Problem statement —
Retype the whole listing below, character for character.

######

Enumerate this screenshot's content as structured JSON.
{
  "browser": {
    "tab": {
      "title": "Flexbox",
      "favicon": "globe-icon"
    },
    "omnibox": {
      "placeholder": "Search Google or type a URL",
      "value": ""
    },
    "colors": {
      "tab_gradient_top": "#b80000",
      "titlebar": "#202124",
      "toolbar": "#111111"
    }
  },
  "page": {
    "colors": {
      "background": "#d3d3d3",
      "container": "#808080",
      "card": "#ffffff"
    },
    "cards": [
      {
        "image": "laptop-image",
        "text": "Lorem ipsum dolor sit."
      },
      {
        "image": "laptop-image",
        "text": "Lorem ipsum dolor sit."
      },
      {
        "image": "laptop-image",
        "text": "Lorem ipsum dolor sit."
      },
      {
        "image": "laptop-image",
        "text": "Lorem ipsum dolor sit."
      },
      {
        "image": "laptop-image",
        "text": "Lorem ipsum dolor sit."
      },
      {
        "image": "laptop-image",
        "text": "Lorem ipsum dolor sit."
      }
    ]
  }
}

######

Response to this exercise —
Enumerate this screenshot's content as structured JSON.
{
  "browser": {
    "tab": {
      "title": "Flexbox",
      "favicon": "globe-icon"
    },
    "omnibox": {
      "placeholder": "Search Google or type a URL",
      "value": ""
    },
    "colors": {
      "tab_gradient_top": "#b80000",
      "titlebar": "#202124",
      "toolbar": "#111111"
    }
  },
  "page": {
    "colors": {
      "background": "#d3d3d3",
      "container": "#808080",
      "card": "#ffffff"
    },
    "cards": [
      {
        "image": "laptop-image",
        "text": "Lorem ipsum dolor sit."
      },
      {
        "image": "laptop-image",
        "text": "Lorem ipsum dolor sit."
      },
      {
        "image": "laptop-image",
        "text": "Lorem ipsum dolor sit."
      },
      {
        "image": "laptop-image",
        "text": "Lorem ipsum dolor sit."
      },
      {
        "image": "laptop-image",
        "text": "Lorem ipsum dolor sit."
      },
      {
        "image": "laptop-image",
        "text": "Lorem ipsum dolor sit."
      }
    ]
  }
}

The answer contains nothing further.